Dataset items:

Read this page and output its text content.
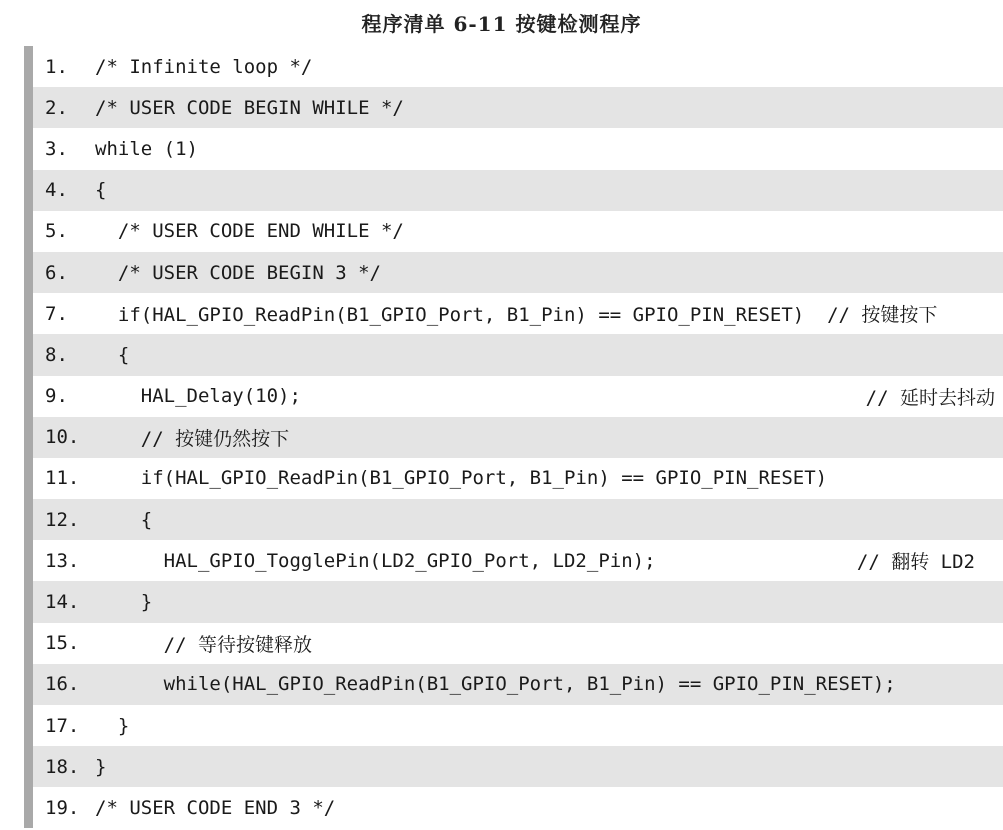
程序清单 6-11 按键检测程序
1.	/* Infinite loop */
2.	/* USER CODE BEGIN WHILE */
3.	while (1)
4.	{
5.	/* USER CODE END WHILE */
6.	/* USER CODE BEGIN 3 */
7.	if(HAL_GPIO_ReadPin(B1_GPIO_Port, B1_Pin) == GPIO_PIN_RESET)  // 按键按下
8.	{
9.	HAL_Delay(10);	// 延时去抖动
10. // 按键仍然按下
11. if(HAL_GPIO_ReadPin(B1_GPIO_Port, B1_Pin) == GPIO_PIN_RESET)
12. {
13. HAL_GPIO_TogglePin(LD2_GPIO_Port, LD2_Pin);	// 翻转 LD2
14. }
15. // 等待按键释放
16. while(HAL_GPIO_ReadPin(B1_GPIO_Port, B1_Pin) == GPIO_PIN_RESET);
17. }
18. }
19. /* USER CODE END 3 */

...

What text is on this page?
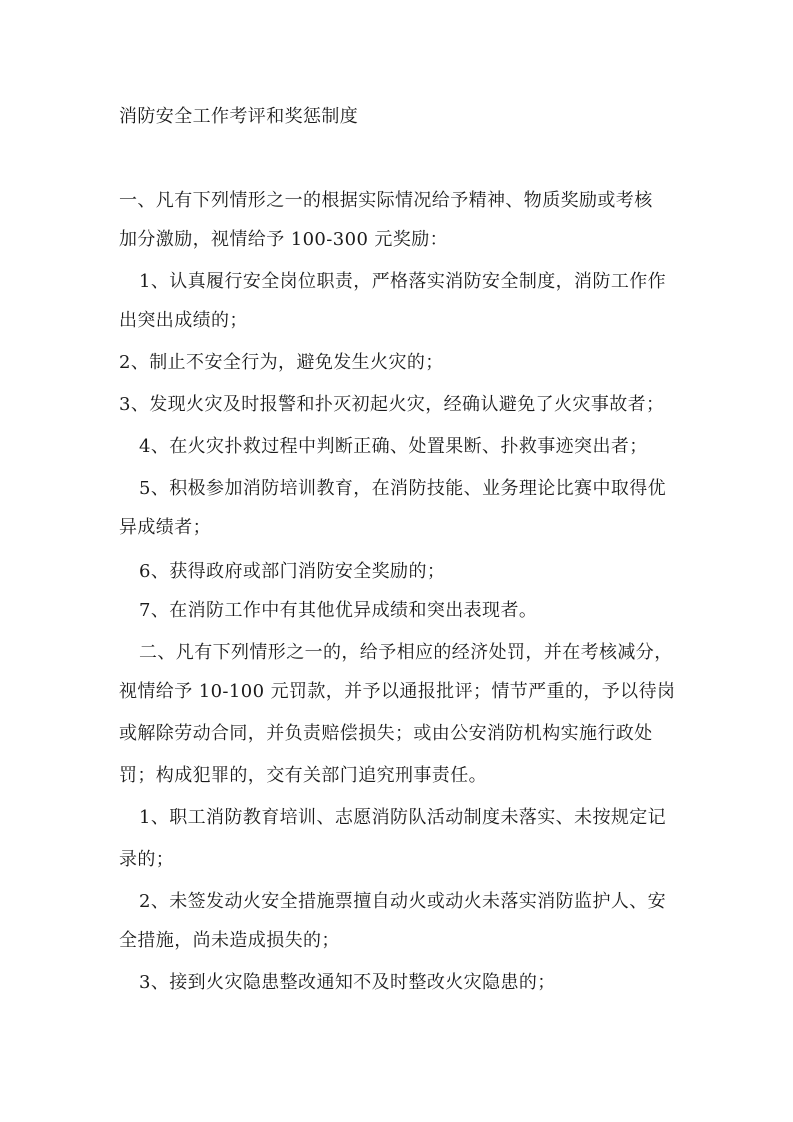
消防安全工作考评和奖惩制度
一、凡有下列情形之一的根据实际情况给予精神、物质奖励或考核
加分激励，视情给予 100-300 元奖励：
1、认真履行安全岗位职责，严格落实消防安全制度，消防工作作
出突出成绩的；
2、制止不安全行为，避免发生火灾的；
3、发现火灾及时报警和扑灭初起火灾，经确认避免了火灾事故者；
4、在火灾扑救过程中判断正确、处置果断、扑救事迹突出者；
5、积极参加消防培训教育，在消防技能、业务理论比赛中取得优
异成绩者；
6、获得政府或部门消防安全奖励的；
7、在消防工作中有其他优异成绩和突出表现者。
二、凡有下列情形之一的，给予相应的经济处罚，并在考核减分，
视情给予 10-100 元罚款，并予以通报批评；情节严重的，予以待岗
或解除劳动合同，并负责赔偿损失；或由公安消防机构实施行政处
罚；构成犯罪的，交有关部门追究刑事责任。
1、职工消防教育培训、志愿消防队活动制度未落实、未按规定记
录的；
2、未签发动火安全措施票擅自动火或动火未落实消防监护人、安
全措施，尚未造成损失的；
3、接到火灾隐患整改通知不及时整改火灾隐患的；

**The request:**
Search the entries for the word "USER" and pick out every line that holds it.

**The answer:**
2.	/* USER CODE BEGIN WHILE */
5.	/* USER CODE END WHILE */
6.	/* USER CODE BEGIN 3 */
19. /* USER CODE END 3 */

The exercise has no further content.